ITEMS:
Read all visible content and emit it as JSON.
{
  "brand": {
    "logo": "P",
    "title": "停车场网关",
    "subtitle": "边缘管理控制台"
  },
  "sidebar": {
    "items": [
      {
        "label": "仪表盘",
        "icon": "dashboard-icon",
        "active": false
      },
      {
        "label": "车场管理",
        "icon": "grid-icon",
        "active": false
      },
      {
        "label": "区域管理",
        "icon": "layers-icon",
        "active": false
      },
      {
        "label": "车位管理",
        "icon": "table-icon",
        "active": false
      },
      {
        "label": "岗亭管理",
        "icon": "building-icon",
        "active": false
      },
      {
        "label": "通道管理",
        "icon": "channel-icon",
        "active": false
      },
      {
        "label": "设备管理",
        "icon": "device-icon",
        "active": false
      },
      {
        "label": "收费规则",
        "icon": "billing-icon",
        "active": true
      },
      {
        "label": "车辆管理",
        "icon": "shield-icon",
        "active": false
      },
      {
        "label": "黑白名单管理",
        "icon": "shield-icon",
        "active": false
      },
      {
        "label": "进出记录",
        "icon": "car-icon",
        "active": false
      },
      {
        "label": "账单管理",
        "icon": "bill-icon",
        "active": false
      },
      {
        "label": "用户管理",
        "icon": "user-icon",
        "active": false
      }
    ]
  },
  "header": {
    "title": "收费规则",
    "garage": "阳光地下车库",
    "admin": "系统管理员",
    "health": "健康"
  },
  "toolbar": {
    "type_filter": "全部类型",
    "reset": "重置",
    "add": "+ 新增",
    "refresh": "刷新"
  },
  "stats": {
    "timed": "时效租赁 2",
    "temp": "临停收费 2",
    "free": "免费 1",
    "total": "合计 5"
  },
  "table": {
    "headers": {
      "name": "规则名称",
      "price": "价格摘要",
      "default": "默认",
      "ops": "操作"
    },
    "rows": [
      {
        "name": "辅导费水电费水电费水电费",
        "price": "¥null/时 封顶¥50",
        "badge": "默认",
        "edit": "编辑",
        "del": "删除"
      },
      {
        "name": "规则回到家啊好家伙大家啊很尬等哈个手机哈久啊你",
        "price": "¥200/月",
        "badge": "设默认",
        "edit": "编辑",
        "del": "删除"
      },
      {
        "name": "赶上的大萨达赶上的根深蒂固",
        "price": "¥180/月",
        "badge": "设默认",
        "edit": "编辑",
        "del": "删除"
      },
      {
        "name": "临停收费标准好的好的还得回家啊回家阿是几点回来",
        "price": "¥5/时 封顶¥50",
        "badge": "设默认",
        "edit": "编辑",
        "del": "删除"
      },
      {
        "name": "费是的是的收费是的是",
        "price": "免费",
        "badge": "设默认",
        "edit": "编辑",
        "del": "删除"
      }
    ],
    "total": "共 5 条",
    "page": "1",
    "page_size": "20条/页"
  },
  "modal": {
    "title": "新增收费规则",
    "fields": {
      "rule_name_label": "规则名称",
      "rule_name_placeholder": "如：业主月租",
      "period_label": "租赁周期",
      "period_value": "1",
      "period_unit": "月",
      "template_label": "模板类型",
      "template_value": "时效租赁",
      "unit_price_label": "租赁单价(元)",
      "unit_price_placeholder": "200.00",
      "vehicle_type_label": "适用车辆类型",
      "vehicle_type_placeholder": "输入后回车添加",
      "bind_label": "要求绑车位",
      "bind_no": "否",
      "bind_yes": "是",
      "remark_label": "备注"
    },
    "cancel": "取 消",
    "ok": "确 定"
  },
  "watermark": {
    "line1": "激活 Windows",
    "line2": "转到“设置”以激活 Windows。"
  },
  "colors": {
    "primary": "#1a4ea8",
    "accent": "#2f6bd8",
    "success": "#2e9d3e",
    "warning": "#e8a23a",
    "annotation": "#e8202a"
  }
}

WORK TO DO: Extract all the material, leaving every line as it is.

REPLY:
Read all visible content and emit it as JSON.
{
  "brand": {
    "logo": "P",
    "title": "停车场网关",
    "subtitle": "边缘管理控制台"
  },
  "sidebar": {
    "items": [
      {
        "label": "仪表盘",
        "icon": "dashboard-icon",
        "active": false
      },
      {
        "label": "车场管理",
        "icon": "grid-icon",
        "active": false
      },
      {
        "label": "区域管理",
        "icon": "layers-icon",
        "active": false
      },
      {
        "label": "车位管理",
        "icon": "table-icon",
        "active": false
      },
      {
        "label": "岗亭管理",
        "icon": "building-icon",
        "active": false
      },
      {
        "label": "通道管理",
        "icon": "channel-icon",
        "active": false
      },
      {
        "label": "设备管理",
        "icon": "device-icon",
        "active": false
      },
      {
        "label": "收费规则",
        "icon": "billing-icon",
        "active": true
      },
      {
        "label": "车辆管理",
        "icon": "shield-icon",
        "active": false
      },
      {
        "label": "黑白名单管理",
        "icon": "shield-icon",
        "active": false
      },
      {
        "label": "进出记录",
        "icon": "car-icon",
        "active": false
      },
      {
        "label": "账单管理",
        "icon": "bill-icon",
        "active": false
      },
      {
        "label": "用户管理",
        "icon": "user-icon",
        "active": false
      }
    ]
  },
  "header": {
    "title": "收费规则",
    "garage": "阳光地下车库",
    "admin": "系统管理员",
    "health": "健康"
  },
  "toolbar": {
    "type_filter": "全部类型",
    "reset": "重置",
    "add": "+ 新增",
    "refresh": "刷新"
  },
  "stats": {
    "timed": "时效租赁 2",
    "temp": "临停收费 2",
    "free": "免费 1",
    "total": "合计 5"
  },
  "table": {
    "headers": {
      "name": "规则名称",
      "price": "价格摘要",
      "default": "默认",
      "ops": "操作"
    },
    "rows": [
      {
        "name": "辅导费水电费水电费水电费",
        "price": "¥null/时 封顶¥50",
        "badge": "默认",
        "edit": "编辑",
        "del": "删除"
      },
      {
        "name": "规则回到家啊好家伙大家啊很尬等哈个手机哈久啊你",
        "price": "¥200/月",
        "badge": "设默认",
        "edit": "编辑",
        "del": "删除"
      },
      {
        "name": "赶上的大萨达赶上的根深蒂固",
        "price": "¥180/月",
        "badge": "设默认",
        "edit": "编辑",
        "del": "删除"
      },
      {
        "name": "临停收费标准好的好的还得回家啊回家阿是几点回来",
        "price": "¥5/时 封顶¥50",
        "badge": "设默认",
        "edit": "编辑",
        "del": "删除"
      },
      {
        "name": "费是的是的收费是的是",
        "price": "免费",
        "badge": "设默认",
        "edit": "编辑",
        "del": "删除"
      }
    ],
    "total": "共 5 条",
    "page": "1",
    "page_size": "20条/页"
  },
  "modal": {
    "title": "新增收费规则",
    "fields": {
      "rule_name_label": "规则名称",
      "rule_name_placeholder": "如：业主月租",
      "period_label": "租赁周期",
      "period_value": "1",
      "period_unit": "月",
      "template_label": "模板类型",
      "template_value": "时效租赁",
      "unit_price_label": "租赁单价(元)",
      "unit_price_placeholder": "200.00",
      "vehicle_type_label": "适用车辆类型",
      "vehicle_type_placeholder": "输入后回车添加",
      "bind_label": "要求绑车位",
      "bind_no": "否",
      "bind_yes": "是",
      "remark_label": "备注"
    },
    "cancel": "取 消",
    "ok": "确 定"
  },
  "watermark": {
    "line1": "激活 Windows",
    "line2": "转到“设置”以激活 Windows。"
  },
  "colors": {
    "primary": "#1a4ea8",
    "accent": "#2f6bd8",
    "success": "#2e9d3e",
    "warning": "#e8a23a",
    "annotation": "#e8202a"
  }
}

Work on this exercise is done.